* Dataset records:
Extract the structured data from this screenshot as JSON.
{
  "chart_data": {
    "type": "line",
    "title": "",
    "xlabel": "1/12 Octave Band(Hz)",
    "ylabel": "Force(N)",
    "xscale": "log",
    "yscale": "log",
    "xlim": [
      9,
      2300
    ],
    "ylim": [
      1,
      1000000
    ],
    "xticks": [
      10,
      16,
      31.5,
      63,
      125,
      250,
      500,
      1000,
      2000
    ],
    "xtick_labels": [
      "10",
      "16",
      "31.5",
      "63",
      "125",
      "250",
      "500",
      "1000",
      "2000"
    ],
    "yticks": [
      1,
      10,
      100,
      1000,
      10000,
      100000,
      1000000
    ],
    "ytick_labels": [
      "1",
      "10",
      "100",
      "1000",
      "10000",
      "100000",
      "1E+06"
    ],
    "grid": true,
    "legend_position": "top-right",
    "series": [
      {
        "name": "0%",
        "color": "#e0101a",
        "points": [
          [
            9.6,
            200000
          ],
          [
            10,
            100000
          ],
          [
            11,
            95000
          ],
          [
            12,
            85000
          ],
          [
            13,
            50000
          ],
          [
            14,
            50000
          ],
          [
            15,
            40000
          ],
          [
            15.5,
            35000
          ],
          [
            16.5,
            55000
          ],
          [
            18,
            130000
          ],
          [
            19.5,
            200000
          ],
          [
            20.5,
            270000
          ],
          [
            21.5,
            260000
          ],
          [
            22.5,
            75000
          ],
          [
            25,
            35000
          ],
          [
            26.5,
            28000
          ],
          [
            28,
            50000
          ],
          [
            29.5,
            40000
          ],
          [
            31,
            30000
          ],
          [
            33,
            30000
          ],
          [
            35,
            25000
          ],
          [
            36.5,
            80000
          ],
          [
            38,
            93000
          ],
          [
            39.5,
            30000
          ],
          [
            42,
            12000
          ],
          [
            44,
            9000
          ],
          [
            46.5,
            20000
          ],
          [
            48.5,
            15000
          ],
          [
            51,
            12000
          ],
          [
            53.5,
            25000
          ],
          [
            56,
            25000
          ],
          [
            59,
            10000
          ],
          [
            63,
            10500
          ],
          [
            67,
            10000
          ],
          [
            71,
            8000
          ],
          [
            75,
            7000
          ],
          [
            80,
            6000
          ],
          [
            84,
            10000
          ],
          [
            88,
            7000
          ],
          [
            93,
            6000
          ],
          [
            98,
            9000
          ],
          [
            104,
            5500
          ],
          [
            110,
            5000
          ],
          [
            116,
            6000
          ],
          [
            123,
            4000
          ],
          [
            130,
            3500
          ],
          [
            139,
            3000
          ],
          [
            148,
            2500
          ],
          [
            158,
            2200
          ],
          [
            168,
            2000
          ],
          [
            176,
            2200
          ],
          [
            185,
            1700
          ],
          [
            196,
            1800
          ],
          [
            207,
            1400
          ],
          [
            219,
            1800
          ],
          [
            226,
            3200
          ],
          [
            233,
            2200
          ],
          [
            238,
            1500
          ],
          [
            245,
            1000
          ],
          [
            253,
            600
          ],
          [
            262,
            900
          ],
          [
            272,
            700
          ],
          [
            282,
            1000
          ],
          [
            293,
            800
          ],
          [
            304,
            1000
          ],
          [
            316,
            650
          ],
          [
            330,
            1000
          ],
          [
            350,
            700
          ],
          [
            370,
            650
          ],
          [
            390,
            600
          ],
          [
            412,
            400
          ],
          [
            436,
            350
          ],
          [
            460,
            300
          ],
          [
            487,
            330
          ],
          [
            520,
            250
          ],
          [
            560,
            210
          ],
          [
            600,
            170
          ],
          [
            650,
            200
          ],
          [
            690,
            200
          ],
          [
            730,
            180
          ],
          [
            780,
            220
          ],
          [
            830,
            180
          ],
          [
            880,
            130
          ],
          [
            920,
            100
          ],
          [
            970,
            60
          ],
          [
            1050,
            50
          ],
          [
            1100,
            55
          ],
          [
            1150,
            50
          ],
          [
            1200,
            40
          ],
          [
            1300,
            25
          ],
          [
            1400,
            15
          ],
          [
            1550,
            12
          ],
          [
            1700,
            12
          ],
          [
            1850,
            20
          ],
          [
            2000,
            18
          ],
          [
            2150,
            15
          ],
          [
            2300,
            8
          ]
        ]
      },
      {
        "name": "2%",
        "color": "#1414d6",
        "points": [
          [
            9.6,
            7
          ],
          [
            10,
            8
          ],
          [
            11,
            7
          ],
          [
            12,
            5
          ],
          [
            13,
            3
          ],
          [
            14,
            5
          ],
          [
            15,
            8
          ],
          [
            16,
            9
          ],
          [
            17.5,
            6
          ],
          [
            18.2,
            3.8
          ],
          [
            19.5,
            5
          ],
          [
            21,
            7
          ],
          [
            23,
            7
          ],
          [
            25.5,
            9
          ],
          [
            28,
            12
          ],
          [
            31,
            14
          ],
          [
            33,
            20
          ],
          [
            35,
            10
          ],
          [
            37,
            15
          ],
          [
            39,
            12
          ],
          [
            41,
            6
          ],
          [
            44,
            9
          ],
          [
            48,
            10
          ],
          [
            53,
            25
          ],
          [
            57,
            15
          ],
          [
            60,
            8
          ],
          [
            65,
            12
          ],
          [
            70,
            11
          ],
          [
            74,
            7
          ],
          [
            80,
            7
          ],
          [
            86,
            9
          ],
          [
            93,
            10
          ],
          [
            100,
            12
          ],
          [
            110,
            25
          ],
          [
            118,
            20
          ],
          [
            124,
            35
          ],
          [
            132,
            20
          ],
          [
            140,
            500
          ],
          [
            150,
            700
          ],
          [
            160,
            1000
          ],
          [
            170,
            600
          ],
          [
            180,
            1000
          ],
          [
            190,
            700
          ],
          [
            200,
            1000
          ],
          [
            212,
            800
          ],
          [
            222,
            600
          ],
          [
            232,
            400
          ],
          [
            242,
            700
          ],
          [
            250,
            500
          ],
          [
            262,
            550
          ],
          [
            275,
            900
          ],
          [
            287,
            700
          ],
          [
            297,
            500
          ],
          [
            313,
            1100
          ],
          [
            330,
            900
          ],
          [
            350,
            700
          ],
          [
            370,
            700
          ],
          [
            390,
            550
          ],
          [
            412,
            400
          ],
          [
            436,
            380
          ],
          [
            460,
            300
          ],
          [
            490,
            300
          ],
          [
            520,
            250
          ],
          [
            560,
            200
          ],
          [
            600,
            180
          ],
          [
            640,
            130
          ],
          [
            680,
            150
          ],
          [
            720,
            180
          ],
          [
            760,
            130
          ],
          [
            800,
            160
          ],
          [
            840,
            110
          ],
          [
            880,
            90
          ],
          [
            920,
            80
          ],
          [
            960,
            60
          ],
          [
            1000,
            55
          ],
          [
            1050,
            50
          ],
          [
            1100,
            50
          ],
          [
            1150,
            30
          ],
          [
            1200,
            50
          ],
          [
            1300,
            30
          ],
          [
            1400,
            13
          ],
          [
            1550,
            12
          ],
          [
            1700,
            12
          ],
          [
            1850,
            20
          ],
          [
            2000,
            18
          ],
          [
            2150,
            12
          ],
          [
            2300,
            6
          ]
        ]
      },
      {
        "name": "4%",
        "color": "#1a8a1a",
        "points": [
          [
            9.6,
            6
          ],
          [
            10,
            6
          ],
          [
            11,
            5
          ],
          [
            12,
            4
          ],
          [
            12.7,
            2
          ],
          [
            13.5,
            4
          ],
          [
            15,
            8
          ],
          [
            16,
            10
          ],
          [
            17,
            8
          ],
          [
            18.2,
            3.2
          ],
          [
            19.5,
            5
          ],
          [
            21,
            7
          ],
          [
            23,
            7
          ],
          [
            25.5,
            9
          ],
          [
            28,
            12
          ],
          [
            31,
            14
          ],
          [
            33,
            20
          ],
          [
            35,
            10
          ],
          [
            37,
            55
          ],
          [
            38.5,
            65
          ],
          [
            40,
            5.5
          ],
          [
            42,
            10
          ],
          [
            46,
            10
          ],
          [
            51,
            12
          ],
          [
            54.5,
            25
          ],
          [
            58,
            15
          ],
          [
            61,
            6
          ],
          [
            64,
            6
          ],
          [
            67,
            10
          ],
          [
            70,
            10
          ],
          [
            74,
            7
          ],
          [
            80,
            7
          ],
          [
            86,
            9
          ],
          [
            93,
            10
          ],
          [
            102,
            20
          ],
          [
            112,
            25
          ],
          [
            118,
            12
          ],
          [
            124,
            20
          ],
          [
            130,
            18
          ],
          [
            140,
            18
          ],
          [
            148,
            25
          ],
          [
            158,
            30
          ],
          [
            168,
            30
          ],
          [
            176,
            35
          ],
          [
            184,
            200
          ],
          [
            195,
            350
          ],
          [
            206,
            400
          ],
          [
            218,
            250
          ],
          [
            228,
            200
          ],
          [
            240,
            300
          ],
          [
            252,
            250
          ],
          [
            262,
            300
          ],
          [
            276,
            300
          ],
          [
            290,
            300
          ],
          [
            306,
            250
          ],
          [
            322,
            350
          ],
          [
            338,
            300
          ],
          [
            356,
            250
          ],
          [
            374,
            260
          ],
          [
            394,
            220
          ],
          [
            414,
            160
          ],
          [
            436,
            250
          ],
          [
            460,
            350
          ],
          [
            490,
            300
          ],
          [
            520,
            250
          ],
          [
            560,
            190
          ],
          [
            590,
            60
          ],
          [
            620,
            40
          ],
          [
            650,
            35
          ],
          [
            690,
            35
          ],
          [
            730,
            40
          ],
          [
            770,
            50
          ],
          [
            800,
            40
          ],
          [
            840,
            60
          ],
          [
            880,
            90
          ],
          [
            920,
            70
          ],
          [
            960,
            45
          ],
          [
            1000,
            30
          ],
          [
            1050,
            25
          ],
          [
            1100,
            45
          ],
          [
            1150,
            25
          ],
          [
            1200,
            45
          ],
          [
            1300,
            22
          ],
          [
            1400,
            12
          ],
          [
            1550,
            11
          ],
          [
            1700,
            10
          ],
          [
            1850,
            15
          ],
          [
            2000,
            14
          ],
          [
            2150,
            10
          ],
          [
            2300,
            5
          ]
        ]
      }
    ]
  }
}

* Problem details:
Each line in the data that holds the string "color" should be found and copied.

* Result of the task:
        "color": "#e0101a",
        "color": "#1414d6",
        "color": "#1a8a1a",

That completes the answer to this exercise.